Items listed in a dataset:
>>>>

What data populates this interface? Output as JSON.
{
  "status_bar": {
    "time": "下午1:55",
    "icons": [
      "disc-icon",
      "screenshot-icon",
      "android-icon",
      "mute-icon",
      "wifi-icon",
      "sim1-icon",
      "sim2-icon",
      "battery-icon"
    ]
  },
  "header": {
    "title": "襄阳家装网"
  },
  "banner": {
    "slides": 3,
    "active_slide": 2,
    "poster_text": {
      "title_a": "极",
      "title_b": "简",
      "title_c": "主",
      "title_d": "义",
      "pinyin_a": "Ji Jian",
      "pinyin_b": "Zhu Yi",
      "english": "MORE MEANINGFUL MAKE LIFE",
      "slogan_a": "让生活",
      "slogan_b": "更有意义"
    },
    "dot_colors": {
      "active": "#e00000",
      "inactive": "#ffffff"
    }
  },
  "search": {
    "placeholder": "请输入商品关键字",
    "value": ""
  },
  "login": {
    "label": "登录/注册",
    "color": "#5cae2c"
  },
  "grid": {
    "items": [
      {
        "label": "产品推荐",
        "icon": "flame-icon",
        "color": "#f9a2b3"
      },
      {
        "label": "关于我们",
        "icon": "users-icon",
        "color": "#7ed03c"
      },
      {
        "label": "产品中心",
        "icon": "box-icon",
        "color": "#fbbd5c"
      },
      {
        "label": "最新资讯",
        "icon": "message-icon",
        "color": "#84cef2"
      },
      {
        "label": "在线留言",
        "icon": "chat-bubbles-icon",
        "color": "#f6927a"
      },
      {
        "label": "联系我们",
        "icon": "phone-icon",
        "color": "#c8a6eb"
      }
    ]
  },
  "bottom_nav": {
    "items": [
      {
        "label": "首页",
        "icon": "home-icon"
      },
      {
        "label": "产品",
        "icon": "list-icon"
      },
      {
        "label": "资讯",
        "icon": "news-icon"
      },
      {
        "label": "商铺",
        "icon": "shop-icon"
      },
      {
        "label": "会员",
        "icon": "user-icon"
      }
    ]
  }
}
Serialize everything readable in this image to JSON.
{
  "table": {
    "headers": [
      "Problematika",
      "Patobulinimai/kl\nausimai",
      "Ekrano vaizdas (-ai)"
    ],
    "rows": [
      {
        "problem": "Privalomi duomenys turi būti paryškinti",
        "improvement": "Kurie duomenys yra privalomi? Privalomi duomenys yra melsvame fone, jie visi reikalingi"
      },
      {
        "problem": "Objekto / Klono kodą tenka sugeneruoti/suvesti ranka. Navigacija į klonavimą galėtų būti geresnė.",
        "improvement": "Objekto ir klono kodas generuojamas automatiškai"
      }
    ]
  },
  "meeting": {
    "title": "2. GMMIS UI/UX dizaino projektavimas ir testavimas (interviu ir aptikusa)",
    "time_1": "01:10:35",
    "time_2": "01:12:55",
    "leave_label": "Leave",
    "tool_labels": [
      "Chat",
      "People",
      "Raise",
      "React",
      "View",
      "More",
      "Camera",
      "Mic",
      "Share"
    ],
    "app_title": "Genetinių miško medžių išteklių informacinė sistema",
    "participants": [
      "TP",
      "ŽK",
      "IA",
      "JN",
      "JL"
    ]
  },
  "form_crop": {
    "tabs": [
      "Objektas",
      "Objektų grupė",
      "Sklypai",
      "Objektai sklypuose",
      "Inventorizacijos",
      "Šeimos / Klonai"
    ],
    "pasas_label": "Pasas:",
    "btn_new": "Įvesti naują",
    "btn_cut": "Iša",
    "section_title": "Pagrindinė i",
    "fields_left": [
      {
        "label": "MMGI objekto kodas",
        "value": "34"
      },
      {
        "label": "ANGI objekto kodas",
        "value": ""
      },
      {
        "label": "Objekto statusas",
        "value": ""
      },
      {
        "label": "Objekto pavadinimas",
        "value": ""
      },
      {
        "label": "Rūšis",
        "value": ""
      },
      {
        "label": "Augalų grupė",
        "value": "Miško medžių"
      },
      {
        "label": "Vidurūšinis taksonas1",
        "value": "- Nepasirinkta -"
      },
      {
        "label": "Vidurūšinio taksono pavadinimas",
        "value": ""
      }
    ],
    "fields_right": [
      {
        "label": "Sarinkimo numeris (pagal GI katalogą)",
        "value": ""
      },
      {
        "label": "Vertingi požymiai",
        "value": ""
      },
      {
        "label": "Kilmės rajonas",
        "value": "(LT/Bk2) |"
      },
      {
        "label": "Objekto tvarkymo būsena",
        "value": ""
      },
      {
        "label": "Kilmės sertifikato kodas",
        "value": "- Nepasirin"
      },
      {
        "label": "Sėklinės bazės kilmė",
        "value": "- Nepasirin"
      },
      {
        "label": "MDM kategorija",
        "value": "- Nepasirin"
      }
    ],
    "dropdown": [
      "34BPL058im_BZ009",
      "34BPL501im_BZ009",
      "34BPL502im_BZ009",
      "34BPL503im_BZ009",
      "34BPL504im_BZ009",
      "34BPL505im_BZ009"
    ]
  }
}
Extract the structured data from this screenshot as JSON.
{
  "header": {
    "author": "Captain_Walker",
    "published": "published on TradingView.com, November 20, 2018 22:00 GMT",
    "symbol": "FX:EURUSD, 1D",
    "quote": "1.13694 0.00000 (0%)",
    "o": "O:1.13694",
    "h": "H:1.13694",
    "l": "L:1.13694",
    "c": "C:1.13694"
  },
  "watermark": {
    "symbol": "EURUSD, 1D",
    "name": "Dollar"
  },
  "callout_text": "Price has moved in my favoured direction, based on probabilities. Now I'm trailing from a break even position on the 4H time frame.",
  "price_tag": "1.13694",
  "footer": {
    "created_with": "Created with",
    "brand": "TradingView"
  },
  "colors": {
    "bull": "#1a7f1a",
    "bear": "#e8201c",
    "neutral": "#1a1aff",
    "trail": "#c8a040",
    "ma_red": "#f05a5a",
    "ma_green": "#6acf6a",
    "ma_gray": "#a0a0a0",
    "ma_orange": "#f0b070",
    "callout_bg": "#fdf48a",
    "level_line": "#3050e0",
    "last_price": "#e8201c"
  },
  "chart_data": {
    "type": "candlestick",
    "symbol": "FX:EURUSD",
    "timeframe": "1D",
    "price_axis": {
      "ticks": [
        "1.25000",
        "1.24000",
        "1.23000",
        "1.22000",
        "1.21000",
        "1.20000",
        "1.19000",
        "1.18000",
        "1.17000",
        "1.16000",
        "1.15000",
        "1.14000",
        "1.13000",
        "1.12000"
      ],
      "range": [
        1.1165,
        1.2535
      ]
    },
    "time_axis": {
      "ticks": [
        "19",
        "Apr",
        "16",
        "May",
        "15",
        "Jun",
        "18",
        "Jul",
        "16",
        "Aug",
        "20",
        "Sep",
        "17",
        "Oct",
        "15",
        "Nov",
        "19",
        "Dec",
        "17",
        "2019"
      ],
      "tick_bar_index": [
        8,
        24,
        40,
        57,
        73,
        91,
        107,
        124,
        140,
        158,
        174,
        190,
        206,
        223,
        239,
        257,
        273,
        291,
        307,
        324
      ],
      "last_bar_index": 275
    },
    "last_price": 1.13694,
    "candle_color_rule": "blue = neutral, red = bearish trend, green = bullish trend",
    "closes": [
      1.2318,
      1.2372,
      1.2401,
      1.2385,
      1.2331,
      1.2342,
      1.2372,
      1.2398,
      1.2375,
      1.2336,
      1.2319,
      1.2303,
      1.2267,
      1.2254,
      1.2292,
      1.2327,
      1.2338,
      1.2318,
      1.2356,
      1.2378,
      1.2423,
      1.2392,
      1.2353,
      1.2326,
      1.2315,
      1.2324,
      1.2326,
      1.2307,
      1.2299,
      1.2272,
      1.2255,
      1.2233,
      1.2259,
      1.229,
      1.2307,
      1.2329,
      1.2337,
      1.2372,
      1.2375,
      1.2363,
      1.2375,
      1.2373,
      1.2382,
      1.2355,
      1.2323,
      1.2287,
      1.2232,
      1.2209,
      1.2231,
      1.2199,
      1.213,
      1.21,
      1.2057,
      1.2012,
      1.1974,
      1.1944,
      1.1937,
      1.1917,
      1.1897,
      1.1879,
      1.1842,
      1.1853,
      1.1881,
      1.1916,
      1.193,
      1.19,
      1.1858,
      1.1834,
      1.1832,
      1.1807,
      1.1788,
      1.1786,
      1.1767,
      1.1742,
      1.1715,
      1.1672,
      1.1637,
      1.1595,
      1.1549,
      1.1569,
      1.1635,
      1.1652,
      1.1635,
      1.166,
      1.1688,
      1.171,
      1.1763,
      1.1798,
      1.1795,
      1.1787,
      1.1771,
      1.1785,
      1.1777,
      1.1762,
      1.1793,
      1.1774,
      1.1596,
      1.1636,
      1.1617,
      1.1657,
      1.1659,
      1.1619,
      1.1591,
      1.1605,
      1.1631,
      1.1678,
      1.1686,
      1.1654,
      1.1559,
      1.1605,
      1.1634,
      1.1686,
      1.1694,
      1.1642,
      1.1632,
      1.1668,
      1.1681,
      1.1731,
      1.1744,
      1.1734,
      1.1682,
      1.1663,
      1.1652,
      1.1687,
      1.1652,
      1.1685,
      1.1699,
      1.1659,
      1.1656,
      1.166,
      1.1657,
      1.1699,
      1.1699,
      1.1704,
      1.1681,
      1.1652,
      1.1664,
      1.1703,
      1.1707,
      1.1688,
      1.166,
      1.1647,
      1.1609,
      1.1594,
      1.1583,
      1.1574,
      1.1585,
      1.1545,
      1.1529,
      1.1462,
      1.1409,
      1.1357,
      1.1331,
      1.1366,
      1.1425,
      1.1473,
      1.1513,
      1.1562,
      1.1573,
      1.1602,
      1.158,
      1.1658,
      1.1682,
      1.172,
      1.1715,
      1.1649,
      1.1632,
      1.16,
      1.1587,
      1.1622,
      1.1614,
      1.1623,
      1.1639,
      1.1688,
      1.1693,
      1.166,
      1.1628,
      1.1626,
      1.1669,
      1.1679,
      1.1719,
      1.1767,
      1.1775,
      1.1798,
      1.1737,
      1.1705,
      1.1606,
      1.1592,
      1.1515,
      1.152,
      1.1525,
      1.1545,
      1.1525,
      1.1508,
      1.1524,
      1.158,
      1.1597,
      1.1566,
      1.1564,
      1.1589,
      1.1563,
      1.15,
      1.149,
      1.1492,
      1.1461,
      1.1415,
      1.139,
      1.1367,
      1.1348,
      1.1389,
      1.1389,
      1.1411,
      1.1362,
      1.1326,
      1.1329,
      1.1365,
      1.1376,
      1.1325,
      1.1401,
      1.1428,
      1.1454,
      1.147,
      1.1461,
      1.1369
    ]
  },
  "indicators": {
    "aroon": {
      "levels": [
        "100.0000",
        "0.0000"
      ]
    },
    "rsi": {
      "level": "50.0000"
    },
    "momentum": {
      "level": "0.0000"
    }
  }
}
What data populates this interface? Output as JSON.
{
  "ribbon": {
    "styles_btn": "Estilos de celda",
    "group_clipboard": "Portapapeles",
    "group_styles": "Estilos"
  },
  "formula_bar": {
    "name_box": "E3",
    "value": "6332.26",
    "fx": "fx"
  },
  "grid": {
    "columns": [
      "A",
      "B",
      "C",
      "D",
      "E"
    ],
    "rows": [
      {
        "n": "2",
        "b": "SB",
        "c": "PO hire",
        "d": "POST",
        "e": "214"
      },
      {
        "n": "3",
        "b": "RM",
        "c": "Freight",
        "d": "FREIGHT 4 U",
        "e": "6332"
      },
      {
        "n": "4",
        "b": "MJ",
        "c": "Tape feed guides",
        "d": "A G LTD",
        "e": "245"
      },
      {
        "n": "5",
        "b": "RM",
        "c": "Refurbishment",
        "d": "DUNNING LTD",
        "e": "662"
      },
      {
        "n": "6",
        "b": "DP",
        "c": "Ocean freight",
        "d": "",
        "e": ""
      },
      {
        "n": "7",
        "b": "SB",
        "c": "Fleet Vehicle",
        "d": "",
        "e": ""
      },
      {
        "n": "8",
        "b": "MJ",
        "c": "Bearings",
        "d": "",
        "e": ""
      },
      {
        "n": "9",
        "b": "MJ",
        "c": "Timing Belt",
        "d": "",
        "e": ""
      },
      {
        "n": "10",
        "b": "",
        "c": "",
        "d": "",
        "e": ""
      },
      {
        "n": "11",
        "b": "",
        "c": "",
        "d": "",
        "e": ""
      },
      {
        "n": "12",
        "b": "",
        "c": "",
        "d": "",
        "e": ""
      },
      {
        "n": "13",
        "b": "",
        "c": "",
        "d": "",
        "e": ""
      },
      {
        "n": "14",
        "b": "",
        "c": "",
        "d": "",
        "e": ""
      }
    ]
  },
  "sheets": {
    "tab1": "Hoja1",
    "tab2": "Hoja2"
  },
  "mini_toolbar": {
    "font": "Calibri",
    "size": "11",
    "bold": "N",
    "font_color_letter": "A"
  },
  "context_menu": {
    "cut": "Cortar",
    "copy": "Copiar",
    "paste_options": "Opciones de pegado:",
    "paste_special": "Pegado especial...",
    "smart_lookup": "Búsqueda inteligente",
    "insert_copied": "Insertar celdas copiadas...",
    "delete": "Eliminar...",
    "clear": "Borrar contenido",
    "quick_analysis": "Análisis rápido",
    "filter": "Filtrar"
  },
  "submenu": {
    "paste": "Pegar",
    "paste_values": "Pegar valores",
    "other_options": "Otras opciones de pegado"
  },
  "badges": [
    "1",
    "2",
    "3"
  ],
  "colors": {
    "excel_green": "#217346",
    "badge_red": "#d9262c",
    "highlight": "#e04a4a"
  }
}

<<<<

- [EXERCISE BRIEF] Select all lines in the listing above where the word "Privalomi" appears, and show them.

- [FINAL RESULT]
        "problem": "Privalomi duomenys turi būti paryškinti",
        "improvement": "Kurie duomenys yra privalomi? Privalomi duomenys yra melsvame fone, jie visi reikalingi"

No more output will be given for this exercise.